Start of Given entries

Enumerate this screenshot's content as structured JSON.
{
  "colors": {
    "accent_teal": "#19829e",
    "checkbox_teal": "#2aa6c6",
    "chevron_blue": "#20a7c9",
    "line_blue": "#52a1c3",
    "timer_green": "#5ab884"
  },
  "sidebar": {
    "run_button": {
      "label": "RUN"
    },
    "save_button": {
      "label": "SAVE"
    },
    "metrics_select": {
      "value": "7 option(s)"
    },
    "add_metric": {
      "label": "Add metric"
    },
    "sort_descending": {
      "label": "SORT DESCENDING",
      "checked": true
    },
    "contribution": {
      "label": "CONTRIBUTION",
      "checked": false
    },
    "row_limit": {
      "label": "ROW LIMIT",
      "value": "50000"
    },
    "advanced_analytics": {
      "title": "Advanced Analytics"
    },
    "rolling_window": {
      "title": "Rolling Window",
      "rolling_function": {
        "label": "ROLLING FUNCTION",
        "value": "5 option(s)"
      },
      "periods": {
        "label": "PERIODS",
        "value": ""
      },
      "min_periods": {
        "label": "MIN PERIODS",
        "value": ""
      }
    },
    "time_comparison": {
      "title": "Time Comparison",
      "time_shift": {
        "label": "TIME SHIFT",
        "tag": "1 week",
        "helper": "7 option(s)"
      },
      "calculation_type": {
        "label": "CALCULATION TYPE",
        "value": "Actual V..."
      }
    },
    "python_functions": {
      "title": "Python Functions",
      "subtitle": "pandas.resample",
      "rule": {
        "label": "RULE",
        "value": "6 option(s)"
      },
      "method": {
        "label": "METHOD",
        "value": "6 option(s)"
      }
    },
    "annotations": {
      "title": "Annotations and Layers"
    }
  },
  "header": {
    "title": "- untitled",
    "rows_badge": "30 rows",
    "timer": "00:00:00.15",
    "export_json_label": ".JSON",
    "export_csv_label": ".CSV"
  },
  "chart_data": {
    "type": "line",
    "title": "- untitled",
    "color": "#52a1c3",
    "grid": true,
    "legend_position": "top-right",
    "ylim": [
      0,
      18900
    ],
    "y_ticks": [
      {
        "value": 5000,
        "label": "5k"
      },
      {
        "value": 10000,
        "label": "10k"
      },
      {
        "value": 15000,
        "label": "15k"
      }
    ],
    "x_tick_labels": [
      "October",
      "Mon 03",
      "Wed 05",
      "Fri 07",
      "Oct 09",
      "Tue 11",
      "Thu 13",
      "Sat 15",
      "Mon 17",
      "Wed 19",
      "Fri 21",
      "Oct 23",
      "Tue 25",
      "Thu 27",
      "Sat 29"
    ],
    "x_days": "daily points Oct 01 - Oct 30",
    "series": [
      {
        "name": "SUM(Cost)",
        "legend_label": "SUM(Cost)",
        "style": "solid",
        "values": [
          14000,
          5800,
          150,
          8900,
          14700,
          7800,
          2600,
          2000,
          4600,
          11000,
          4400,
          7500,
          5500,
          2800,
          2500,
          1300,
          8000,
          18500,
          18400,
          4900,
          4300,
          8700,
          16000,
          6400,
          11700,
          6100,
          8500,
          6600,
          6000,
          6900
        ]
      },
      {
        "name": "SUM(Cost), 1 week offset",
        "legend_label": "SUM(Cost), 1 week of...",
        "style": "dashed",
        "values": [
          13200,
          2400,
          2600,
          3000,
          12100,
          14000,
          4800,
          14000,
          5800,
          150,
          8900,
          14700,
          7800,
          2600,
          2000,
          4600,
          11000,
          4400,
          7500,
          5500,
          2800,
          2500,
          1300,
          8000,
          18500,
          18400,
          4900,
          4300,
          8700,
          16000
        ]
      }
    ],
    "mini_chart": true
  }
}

End of Given entries

Find all lines holding the string "JSON" and copy them.

Enumerate this screenshot's content as structured JSON.
    "export_json_label": ".JSON",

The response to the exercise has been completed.